(Stored entries)

- - - - -

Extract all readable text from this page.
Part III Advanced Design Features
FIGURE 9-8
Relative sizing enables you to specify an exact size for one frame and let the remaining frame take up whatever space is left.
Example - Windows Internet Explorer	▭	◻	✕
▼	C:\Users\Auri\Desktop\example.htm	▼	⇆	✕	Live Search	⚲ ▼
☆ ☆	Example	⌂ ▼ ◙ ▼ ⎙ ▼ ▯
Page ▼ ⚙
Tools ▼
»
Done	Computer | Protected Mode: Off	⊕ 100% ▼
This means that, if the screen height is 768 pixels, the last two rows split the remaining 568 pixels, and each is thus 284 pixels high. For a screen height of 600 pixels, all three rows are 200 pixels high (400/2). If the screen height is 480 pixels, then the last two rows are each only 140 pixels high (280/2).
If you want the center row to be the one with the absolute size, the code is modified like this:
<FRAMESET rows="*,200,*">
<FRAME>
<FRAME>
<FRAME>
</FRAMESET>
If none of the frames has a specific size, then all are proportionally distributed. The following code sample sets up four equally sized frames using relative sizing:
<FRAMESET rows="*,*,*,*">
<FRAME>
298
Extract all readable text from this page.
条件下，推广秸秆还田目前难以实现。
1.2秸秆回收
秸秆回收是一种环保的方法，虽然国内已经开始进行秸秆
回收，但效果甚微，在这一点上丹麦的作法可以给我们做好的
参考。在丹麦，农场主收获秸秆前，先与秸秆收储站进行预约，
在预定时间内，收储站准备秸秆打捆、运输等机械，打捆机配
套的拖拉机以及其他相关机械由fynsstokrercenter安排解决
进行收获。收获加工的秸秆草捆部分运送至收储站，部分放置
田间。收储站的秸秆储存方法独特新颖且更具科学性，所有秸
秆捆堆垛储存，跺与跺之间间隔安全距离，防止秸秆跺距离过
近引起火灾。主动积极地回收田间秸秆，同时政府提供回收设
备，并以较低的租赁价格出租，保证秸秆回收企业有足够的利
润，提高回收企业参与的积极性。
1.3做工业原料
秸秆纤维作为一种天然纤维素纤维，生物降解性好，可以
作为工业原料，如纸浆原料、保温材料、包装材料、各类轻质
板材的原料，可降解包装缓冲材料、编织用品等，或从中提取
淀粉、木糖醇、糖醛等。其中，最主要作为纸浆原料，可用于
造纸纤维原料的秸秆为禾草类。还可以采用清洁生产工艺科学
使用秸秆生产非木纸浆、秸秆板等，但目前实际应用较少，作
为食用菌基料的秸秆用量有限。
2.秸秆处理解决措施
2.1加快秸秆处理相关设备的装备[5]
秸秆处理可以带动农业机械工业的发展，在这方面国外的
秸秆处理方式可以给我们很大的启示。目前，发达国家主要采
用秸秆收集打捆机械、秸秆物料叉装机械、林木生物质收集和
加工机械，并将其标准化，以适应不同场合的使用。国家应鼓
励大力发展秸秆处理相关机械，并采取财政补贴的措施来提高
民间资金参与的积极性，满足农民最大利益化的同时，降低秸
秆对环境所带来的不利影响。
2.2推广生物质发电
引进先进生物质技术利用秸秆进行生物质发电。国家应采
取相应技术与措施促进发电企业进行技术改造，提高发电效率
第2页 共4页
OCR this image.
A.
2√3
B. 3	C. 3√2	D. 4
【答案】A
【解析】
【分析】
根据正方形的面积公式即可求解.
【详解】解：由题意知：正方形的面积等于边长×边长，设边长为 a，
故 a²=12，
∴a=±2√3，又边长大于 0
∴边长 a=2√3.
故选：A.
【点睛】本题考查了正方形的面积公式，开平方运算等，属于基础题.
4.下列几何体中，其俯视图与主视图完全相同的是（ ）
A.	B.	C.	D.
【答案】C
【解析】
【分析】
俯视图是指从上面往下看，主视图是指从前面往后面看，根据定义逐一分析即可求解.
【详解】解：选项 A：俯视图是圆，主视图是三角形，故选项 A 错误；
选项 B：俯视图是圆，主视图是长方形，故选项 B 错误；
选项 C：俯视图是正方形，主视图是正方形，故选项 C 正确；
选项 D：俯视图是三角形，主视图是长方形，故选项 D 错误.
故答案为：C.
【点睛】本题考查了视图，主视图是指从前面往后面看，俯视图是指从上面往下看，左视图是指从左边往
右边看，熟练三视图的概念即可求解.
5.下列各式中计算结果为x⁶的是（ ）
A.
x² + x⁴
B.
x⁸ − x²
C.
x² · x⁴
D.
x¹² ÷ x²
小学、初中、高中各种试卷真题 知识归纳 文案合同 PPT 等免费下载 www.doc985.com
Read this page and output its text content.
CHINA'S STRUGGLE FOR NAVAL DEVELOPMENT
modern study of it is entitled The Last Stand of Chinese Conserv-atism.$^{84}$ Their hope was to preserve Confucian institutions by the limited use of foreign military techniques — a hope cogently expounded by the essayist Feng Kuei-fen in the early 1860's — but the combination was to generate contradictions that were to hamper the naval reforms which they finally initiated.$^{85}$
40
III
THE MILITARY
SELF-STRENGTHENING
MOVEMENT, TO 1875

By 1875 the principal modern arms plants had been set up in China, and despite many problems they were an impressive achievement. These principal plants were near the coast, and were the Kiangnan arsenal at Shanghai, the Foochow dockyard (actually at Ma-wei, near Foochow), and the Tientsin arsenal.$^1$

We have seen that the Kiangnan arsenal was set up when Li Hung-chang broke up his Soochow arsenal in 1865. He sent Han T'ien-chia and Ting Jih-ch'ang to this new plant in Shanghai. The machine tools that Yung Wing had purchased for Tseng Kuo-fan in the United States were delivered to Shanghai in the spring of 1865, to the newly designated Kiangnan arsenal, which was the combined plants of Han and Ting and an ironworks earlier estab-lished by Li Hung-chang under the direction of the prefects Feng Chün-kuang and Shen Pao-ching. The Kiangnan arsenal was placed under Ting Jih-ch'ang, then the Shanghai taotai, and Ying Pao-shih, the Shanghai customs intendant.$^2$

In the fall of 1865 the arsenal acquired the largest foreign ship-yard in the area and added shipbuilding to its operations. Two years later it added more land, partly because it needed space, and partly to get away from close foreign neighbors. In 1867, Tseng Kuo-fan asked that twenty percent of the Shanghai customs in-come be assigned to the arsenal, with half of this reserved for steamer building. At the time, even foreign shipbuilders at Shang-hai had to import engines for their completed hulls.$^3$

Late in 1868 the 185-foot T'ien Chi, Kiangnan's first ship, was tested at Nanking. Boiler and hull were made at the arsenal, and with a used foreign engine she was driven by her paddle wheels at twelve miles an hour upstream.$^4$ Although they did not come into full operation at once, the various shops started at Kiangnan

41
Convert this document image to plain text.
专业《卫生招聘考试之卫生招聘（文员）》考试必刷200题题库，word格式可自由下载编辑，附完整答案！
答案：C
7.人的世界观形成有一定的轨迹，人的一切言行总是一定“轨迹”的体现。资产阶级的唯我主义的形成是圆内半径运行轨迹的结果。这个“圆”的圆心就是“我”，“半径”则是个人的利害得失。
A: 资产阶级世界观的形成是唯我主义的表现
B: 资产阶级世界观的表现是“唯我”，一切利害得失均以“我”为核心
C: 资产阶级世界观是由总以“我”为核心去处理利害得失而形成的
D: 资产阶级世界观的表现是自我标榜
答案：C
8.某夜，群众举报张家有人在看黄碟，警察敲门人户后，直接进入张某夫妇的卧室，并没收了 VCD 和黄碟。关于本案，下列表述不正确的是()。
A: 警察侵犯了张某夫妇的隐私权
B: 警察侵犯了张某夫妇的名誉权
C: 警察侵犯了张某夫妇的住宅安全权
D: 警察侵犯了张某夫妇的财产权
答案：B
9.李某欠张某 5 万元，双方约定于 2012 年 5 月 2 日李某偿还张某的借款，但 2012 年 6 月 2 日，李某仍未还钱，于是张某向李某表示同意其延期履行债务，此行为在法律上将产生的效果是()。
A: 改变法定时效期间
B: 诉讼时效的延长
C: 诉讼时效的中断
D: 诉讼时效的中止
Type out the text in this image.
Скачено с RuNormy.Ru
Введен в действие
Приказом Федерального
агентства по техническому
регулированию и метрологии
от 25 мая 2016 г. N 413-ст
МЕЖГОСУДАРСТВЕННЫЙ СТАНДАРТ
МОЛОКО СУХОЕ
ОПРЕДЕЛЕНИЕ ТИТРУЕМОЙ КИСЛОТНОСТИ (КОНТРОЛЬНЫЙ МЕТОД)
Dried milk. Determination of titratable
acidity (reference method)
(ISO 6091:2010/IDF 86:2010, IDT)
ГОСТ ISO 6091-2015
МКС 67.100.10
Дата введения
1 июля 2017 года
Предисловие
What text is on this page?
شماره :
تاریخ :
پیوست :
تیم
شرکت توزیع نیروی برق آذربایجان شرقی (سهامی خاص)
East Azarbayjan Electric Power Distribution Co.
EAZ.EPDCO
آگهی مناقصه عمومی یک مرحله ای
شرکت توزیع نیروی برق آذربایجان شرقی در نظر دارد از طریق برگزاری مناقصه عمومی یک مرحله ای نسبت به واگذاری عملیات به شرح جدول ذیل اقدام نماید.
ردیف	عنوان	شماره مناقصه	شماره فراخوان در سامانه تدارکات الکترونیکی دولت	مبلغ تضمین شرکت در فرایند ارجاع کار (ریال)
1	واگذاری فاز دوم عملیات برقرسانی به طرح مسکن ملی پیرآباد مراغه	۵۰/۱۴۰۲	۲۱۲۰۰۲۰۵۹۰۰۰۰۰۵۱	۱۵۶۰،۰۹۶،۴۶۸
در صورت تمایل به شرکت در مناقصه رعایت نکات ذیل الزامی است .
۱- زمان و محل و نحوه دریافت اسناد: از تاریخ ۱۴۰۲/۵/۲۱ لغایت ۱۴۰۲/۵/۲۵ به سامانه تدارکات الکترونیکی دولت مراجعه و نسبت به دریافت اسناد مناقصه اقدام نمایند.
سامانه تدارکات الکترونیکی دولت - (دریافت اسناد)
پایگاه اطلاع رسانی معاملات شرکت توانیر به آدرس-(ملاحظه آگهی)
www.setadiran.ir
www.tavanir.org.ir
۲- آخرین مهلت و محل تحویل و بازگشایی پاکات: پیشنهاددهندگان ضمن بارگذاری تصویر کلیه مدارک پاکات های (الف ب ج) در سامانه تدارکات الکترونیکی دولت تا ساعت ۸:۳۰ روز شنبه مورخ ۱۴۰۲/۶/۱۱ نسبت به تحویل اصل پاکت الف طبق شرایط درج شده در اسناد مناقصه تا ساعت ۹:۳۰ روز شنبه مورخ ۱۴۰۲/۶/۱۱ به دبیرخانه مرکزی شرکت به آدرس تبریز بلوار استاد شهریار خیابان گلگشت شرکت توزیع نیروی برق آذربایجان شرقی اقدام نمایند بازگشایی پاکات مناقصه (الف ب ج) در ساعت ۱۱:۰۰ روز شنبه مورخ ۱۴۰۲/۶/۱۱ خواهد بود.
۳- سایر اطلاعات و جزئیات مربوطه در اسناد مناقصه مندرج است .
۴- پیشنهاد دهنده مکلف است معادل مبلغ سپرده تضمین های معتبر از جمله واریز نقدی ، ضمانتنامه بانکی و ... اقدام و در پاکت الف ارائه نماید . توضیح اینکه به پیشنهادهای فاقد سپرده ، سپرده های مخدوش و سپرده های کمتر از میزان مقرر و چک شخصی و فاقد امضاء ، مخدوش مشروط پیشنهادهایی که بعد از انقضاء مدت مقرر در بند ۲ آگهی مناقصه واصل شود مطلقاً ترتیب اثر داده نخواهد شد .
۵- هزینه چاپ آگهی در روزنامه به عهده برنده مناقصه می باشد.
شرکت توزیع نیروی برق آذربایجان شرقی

- - - - -

WRITTEN TASK: Write out every line of the listing that holds the word "تاریخ".

ANSWER FOR THIS EXERCISE:
تاریخ :
۱- زمان و محل و نحوه دریافت اسناد: از تاریخ ۱۴۰۲/۵/۲۱ لغایت ۱۴۰۲/۵/۲۵ به سامانه تدارکات الکترونیکی دولت مراجعه و نسبت به دریافت اسناد مناقصه اقدام نمایند.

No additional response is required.